Written task: Could you edit the records, starting with the first line and going on through the line with "x-tick-label: 0 bbox=[132, 741, 142, 760]", so that "Ecosystem Wellbeing" becomes "Environmental Wellbeing" and nothing else changes? Return only those lines.

Task input:
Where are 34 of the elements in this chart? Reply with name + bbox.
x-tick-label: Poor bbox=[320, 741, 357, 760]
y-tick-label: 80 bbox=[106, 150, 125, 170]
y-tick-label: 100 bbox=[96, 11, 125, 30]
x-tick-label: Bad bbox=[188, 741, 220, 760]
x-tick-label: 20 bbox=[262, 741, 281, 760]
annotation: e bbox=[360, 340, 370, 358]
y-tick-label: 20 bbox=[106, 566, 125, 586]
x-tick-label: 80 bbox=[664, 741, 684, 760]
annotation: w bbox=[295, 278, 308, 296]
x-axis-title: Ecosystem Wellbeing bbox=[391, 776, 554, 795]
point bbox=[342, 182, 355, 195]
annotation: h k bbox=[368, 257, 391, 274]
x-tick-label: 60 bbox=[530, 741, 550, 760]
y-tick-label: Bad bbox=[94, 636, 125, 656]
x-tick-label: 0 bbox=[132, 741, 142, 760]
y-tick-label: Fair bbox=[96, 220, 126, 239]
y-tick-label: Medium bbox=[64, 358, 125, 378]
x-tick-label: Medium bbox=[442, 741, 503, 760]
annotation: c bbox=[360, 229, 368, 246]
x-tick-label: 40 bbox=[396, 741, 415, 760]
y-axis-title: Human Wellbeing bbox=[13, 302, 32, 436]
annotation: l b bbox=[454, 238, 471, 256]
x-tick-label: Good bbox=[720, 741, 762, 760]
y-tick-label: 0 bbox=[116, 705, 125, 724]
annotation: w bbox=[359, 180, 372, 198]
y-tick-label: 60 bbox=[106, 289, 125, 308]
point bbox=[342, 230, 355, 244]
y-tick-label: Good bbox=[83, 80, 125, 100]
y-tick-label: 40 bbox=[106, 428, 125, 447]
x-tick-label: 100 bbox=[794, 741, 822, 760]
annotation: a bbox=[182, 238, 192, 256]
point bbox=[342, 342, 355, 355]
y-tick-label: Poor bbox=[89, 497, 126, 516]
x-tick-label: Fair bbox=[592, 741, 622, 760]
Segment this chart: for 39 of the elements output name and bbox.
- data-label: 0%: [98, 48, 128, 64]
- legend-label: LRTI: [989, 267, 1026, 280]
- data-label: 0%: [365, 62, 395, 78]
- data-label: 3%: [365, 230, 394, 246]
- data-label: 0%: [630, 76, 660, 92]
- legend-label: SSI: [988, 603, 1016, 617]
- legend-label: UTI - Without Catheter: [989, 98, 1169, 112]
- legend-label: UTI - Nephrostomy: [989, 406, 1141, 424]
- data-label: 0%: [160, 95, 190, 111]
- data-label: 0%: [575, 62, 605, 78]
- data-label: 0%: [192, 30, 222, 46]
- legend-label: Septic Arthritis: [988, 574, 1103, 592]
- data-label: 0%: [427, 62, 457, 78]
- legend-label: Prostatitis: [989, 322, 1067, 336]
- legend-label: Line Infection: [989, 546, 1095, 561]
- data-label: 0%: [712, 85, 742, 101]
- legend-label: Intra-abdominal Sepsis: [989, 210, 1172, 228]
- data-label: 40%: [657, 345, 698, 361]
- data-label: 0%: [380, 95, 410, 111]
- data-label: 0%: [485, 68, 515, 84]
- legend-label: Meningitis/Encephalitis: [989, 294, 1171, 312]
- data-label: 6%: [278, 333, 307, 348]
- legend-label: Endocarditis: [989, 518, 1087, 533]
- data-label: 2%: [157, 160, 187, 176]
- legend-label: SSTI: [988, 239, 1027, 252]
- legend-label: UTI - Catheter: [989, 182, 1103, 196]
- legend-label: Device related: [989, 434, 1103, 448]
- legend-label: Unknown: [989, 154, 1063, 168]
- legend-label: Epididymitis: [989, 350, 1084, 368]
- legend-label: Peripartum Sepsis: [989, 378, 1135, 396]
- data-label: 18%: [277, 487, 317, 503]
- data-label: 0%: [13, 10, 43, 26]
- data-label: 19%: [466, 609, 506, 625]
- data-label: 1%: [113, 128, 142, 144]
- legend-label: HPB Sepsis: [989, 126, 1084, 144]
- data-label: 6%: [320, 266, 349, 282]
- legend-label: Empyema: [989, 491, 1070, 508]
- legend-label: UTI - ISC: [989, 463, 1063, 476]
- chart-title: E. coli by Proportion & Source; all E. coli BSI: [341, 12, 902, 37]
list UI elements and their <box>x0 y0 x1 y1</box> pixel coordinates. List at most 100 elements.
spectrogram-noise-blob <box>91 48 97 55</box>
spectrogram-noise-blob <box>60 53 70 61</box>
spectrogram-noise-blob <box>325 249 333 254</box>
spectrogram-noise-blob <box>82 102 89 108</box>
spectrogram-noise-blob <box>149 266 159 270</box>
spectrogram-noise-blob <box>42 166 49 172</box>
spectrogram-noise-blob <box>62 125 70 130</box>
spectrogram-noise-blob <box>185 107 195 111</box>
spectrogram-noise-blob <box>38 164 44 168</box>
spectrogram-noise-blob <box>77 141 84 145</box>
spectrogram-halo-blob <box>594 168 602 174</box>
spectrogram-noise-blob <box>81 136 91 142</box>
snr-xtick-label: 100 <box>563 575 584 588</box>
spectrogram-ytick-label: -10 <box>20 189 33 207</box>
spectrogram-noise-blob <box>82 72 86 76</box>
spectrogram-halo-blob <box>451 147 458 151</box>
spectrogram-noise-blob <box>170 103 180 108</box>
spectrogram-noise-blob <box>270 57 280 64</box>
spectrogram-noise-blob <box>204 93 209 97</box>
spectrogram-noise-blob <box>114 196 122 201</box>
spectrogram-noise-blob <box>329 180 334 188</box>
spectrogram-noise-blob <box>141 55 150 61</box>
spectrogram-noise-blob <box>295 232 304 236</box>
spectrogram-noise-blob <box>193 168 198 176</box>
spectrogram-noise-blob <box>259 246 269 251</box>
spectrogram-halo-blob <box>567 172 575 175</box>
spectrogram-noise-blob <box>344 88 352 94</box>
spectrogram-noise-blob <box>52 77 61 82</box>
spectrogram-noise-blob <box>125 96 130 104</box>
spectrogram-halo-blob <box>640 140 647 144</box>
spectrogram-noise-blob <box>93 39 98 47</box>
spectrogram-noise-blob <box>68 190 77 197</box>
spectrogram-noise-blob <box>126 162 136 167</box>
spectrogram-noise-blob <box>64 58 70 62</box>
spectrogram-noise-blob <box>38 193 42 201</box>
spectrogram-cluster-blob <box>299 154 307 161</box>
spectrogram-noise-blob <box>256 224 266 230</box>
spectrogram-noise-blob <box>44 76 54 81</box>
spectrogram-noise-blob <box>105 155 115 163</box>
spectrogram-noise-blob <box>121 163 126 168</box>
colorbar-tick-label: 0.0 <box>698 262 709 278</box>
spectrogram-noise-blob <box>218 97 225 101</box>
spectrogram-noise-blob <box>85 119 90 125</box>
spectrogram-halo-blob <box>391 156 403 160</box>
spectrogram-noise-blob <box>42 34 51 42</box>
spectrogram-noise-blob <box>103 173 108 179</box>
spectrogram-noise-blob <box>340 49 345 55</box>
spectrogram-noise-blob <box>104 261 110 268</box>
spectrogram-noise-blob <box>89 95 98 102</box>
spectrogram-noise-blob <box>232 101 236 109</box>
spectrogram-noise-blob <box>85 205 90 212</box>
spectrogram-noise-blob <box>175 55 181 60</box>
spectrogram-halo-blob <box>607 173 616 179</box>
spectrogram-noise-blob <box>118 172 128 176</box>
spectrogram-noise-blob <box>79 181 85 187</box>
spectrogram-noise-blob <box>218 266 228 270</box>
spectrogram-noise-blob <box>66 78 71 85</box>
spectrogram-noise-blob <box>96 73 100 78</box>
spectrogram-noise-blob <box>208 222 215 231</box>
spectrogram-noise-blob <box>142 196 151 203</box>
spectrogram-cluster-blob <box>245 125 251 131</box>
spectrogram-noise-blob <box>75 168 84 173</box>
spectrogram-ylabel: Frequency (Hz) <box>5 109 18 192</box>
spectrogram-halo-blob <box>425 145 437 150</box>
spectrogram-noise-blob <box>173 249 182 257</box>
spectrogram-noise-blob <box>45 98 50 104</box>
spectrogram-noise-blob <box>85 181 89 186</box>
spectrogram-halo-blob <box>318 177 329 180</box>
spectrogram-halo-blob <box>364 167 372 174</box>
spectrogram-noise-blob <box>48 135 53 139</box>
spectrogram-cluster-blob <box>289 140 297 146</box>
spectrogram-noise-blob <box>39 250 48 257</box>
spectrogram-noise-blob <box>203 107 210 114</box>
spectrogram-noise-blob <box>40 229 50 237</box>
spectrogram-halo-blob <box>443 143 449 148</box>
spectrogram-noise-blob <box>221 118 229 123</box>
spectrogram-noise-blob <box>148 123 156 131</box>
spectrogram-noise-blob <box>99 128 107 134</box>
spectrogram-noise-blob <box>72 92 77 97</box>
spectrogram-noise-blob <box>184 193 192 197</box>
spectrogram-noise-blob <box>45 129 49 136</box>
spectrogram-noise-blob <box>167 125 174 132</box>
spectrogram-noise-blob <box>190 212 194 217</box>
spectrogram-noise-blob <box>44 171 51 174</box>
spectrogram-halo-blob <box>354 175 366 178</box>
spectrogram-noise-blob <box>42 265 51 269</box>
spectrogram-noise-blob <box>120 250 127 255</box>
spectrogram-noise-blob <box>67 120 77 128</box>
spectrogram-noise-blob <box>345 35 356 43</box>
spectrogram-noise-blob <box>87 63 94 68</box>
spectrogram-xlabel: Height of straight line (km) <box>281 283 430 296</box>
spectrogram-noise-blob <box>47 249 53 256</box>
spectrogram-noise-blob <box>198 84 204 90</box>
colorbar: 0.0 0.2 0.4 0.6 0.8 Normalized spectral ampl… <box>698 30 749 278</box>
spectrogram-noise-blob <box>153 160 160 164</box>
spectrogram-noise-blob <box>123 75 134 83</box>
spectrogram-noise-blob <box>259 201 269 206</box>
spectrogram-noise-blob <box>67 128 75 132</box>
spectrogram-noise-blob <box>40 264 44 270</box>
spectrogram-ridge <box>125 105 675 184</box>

Solution to the problem:
Where are 34 of the elements in this chart? Reply with name + bbox.
x-tick-label: Poor bbox=[320, 741, 357, 760]
y-tick-label: 80 bbox=[106, 150, 125, 170]
y-tick-label: 100 bbox=[96, 11, 125, 30]
x-tick-label: Bad bbox=[188, 741, 220, 760]
x-tick-label: 20 bbox=[262, 741, 281, 760]
annotation: e bbox=[360, 340, 370, 358]
y-tick-label: 20 bbox=[106, 566, 125, 586]
x-tick-label: 80 bbox=[664, 741, 684, 760]
annotation: w bbox=[295, 278, 308, 296]
x-axis-title: Environmental Wellbeing bbox=[391, 776, 554, 795]
point bbox=[342, 182, 355, 195]
annotation: h k bbox=[368, 257, 391, 274]
x-tick-label: 60 bbox=[530, 741, 550, 760]
y-tick-label: Bad bbox=[94, 636, 125, 656]
x-tick-label: 0 bbox=[132, 741, 142, 760]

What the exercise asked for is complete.